-- start of Available data --

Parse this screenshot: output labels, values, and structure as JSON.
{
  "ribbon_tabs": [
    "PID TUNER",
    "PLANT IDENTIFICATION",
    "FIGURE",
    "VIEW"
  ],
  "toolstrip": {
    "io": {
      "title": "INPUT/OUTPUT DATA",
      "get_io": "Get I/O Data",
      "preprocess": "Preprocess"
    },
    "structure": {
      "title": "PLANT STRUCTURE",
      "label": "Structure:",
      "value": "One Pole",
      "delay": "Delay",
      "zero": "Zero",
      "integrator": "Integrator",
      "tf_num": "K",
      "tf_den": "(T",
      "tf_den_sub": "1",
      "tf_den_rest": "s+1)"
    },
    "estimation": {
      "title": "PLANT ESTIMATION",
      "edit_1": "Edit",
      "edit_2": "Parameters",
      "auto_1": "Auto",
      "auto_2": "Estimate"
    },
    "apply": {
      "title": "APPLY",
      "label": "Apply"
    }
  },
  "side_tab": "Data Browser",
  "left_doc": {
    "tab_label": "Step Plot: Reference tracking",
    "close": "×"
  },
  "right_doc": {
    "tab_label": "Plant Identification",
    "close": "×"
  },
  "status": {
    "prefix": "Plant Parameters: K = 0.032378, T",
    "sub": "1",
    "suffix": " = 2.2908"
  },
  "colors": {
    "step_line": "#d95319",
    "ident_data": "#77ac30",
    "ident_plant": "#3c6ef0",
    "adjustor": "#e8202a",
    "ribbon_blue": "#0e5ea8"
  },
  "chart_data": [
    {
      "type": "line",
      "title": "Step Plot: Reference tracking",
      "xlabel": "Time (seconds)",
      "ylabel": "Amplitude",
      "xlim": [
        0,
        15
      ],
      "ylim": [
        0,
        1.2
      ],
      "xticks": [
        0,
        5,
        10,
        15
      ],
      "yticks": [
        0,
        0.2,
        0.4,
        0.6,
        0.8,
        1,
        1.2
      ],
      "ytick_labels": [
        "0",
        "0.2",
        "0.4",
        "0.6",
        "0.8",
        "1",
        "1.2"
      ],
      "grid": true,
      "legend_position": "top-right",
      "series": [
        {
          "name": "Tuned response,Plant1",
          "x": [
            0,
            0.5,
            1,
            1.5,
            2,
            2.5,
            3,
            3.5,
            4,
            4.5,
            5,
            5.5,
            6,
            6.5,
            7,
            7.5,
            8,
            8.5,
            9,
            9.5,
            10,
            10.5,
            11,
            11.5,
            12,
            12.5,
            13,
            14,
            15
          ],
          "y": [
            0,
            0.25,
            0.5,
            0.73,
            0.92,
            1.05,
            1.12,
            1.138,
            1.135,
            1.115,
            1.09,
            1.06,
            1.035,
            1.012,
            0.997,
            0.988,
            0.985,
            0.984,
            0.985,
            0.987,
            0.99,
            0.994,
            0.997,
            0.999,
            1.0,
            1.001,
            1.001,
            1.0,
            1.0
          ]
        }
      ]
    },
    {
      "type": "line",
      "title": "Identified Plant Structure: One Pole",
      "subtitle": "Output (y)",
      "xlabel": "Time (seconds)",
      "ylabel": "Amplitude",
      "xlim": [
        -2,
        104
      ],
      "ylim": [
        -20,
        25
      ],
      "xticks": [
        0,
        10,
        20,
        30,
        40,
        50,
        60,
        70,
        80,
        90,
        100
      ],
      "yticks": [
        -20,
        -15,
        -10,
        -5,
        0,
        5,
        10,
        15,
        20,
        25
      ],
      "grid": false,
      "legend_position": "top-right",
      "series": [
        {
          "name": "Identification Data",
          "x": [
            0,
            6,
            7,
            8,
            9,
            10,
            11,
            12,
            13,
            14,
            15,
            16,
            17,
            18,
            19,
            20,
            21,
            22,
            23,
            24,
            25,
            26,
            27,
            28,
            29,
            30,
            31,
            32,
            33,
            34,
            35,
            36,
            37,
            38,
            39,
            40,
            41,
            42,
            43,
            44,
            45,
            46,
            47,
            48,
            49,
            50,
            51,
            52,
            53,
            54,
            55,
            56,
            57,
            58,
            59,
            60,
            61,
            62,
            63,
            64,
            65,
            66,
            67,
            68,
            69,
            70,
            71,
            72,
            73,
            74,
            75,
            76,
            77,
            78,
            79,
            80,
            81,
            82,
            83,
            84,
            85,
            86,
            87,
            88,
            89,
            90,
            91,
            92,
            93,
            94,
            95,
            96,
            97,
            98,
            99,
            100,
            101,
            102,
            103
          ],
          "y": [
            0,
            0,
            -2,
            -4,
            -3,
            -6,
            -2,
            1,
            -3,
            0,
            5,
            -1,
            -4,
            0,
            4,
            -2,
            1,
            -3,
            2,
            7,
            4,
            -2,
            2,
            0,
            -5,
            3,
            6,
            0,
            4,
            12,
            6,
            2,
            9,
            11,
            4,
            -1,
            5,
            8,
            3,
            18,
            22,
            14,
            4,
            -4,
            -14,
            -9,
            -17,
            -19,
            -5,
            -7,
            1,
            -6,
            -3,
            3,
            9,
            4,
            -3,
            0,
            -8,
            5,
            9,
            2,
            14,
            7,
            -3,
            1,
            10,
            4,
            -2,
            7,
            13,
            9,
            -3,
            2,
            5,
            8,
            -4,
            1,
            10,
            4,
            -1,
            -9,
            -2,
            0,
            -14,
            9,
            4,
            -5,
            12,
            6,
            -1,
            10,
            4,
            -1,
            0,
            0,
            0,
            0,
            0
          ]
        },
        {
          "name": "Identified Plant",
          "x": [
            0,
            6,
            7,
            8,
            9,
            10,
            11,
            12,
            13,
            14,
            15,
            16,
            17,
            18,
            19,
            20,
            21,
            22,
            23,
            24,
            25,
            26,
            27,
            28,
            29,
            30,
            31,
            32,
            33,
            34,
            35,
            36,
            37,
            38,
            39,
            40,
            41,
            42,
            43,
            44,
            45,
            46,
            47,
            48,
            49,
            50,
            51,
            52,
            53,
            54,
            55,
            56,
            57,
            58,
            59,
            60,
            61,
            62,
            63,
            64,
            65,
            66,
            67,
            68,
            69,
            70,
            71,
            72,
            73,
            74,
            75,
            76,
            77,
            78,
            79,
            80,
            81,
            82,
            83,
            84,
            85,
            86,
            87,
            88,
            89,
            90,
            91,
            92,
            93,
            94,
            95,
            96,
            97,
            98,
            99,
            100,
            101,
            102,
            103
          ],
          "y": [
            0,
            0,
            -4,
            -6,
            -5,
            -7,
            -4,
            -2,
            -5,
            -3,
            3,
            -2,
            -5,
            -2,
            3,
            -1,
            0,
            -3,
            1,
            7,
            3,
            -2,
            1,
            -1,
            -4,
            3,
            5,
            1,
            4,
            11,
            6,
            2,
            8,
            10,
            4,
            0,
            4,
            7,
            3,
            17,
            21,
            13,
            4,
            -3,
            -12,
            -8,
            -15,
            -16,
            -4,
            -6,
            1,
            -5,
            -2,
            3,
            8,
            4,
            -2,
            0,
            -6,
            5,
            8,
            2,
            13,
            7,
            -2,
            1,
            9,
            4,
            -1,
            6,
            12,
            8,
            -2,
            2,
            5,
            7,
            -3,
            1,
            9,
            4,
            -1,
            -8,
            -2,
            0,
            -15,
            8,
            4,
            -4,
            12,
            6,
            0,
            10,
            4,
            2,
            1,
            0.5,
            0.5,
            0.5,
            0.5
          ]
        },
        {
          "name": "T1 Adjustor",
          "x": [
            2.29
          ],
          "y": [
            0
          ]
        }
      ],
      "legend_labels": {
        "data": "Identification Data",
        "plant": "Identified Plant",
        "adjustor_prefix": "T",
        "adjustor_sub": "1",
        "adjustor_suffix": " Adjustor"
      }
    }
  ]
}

-- end of Available data --

**Objective:**
Each entry above needs to be retyped exactly.

**Task result:**
Parse this screenshot: output labels, values, and structure as JSON.
{
  "ribbon_tabs": [
    "PID TUNER",
    "PLANT IDENTIFICATION",
    "FIGURE",
    "VIEW"
  ],
  "toolstrip": {
    "io": {
      "title": "INPUT/OUTPUT DATA",
      "get_io": "Get I/O Data",
      "preprocess": "Preprocess"
    },
    "structure": {
      "title": "PLANT STRUCTURE",
      "label": "Structure:",
      "value": "One Pole",
      "delay": "Delay",
      "zero": "Zero",
      "integrator": "Integrator",
      "tf_num": "K",
      "tf_den": "(T",
      "tf_den_sub": "1",
      "tf_den_rest": "s+1)"
    },
    "estimation": {
      "title": "PLANT ESTIMATION",
      "edit_1": "Edit",
      "edit_2": "Parameters",
      "auto_1": "Auto",
      "auto_2": "Estimate"
    },
    "apply": {
      "title": "APPLY",
      "label": "Apply"
    }
  },
  "side_tab": "Data Browser",
  "left_doc": {
    "tab_label": "Step Plot: Reference tracking",
    "close": "×"
  },
  "right_doc": {
    "tab_label": "Plant Identification",
    "close": "×"
  },
  "status": {
    "prefix": "Plant Parameters: K = 0.032378, T",
    "sub": "1",
    "suffix": " = 2.2908"
  },
  "colors": {
    "step_line": "#d95319",
    "ident_data": "#77ac30",
    "ident_plant": "#3c6ef0",
    "adjustor": "#e8202a",
    "ribbon_blue": "#0e5ea8"
  },
  "chart_data": [
    {
      "type": "line",
      "title": "Step Plot: Reference tracking",
      "xlabel": "Time (seconds)",
      "ylabel": "Amplitude",
      "xlim": [
        0,
        15
      ],
      "ylim": [
        0,
        1.2
      ],
      "xticks": [
        0,
        5,
        10,
        15
      ],
      "yticks": [
        0,
        0.2,
        0.4,
        0.6,
        0.8,
        1,
        1.2
      ],
      "ytick_labels": [
        "0",
        "0.2",
        "0.4",
        "0.6",
        "0.8",
        "1",
        "1.2"
      ],
      "grid": true,
      "legend_position": "top-right",
      "series": [
        {
          "name": "Tuned response,Plant1",
          "x": [
            0,
            0.5,
            1,
            1.5,
            2,
            2.5,
            3,
            3.5,
            4,
            4.5,
            5,
            5.5,
            6,
            6.5,
            7,
            7.5,
            8,
            8.5,
            9,
            9.5,
            10,
            10.5,
            11,
            11.5,
            12,
            12.5,
            13,
            14,
            15
          ],
          "y": [
            0,
            0.25,
            0.5,
            0.73,
            0.92,
            1.05,
            1.12,
            1.138,
            1.135,
            1.115,
            1.09,
            1.06,
            1.035,
            1.012,
            0.997,
            0.988,
            0.985,
            0.984,
            0.985,
            0.987,
            0.99,
            0.994,
            0.997,
            0.999,
            1.0,
            1.001,
            1.001,
            1.0,
            1.0
          ]
        }
      ]
    },
    {
      "type": "line",
      "title": "Identified Plant Structure: One Pole",
      "subtitle": "Output (y)",
      "xlabel": "Time (seconds)",
      "ylabel": "Amplitude",
      "xlim": [
        -2,
        104
      ],
      "ylim": [
        -20,
        25
      ],
      "xticks": [
        0,
        10,
        20,
        30,
        40,
        50,
        60,
        70,
        80,
        90,
        100
      ],
      "yticks": [
        -20,
        -15,
        -10,
        -5,
        0,
        5,
        10,
        15,
        20,
        25
      ],
      "grid": false,
      "legend_position": "top-right",
      "series": [
        {
          "name": "Identification Data",
          "x": [
            0,
            6,
            7,
            8,
            9,
            10,
            11,
            12,
            13,
            14,
            15,
            16,
            17,
            18,
            19,
            20,
            21,
            22,
            23,
            24,
            25,
            26,
            27,
            28,
            29,
            30,
            31,
            32,
            33,
            34,
            35,
            36,
            37,
            38,
            39,
            40,
            41,
            42,
            43,
            44,
            45,
            46,
            47,
            48,
            49,
            50,
            51,
            52,
            53,
            54,
            55,
            56,
            57,
            58,
            59,
            60,
            61,
            62,
            63,
            64,
            65,
            66,
            67,
            68,
            69,
            70,
            71,
            72,
            73,
            74,
            75,
            76,
            77,
            78,
            79,
            80,
            81,
            82,
            83,
            84,
            85,
            86,
            87,
            88,
            89,
            90,
            91,
            92,
            93,
            94,
            95,
            96,
            97,
            98,
            99,
            100,
            101,
            102,
            103
          ],
          "y": [
            0,
            0,
            -2,
            -4,
            -3,
            -6,
            -2,
            1,
            -3,
            0,
            5,
            -1,
            -4,
            0,
            4,
            -2,
            1,
            -3,
            2,
            7,
            4,
            -2,
            2,
            0,
            -5,
            3,
            6,
            0,
            4,
            12,
            6,
            2,
            9,
            11,
            4,
            -1,
            5,
            8,
            3,
            18,
            22,
            14,
            4,
            -4,
            -14,
            -9,
            -17,
            -19,
            -5,
            -7,
            1,
            -6,
            -3,
            3,
            9,
            4,
            -3,
            0,
            -8,
            5,
            9,
            2,
            14,
            7,
            -3,
            1,
            10,
            4,
            -2,
            7,
            13,
            9,
            -3,
            2,
            5,
            8,
            -4,
            1,
            10,
            4,
            -1,
            -9,
            -2,
            0,
            -14,
            9,
            4,
            -5,
            12,
            6,
            -1,
            10,
            4,
            -1,
            0,
            0,
            0,
            0,
            0
          ]
        },
        {
          "name": "Identified Plant",
          "x": [
            0,
            6,
            7,
            8,
            9,
            10,
            11,
            12,
            13,
            14,
            15,
            16,
            17,
            18,
            19,
            20,
            21,
            22,
            23,
            24,
            25,
            26,
            27,
            28,
            29,
            30,
            31,
            32,
            33,
            34,
            35,
            36,
            37,
            38,
            39,
            40,
            41,
            42,
            43,
            44,
            45,
            46,
            47,
            48,
            49,
            50,
            51,
            52,
            53,
            54,
            55,
            56,
            57,
            58,
            59,
            60,
            61,
            62,
            63,
            64,
            65,
            66,
            67,
            68,
            69,
            70,
            71,
            72,
            73,
            74,
            75,
            76,
            77,
            78,
            79,
            80,
            81,
            82,
            83,
            84,
            85,
            86,
            87,
            88,
            89,
            90,
            91,
            92,
            93,
            94,
            95,
            96,
            97,
            98,
            99,
            100,
            101,
            102,
            103
          ],
          "y": [
            0,
            0,
            -4,
            -6,
            -5,
            -7,
            -4,
            -2,
            -5,
            -3,
            3,
            -2,
            -5,
            -2,
            3,
            -1,
            0,
            -3,
            1,
            7,
            3,
            -2,
            1,
            -1,
            -4,
            3,
            5,
            1,
            4,
            11,
            6,
            2,
            8,
            10,
            4,
            0,
            4,
            7,
            3,
            17,
            21,
            13,
            4,
            -3,
            -12,
            -8,
            -15,
            -16,
            -4,
            -6,
            1,
            -5,
            -2,
            3,
            8,
            4,
            -2,
            0,
            -6,
            5,
            8,
            2,
            13,
            7,
            -2,
            1,
            9,
            4,
            -1,
            6,
            12,
            8,
            -2,
            2,
            5,
            7,
            -3,
            1,
            9,
            4,
            -1,
            -8,
            -2,
            0,
            -15,
            8,
            4,
            -4,
            12,
            6,
            0,
            10,
            4,
            2,
            1,
            0.5,
            0.5,
            0.5,
            0.5
          ]
        },
        {
          "name": "T1 Adjustor",
          "x": [
            2.29
          ],
          "y": [
            0
          ]
        }
      ],
      "legend_labels": {
        "data": "Identification Data",
        "plant": "Identified Plant",
        "adjustor_prefix": "T",
        "adjustor_sub": "1",
        "adjustor_suffix": " Adjustor"
      }
    }
  ]
}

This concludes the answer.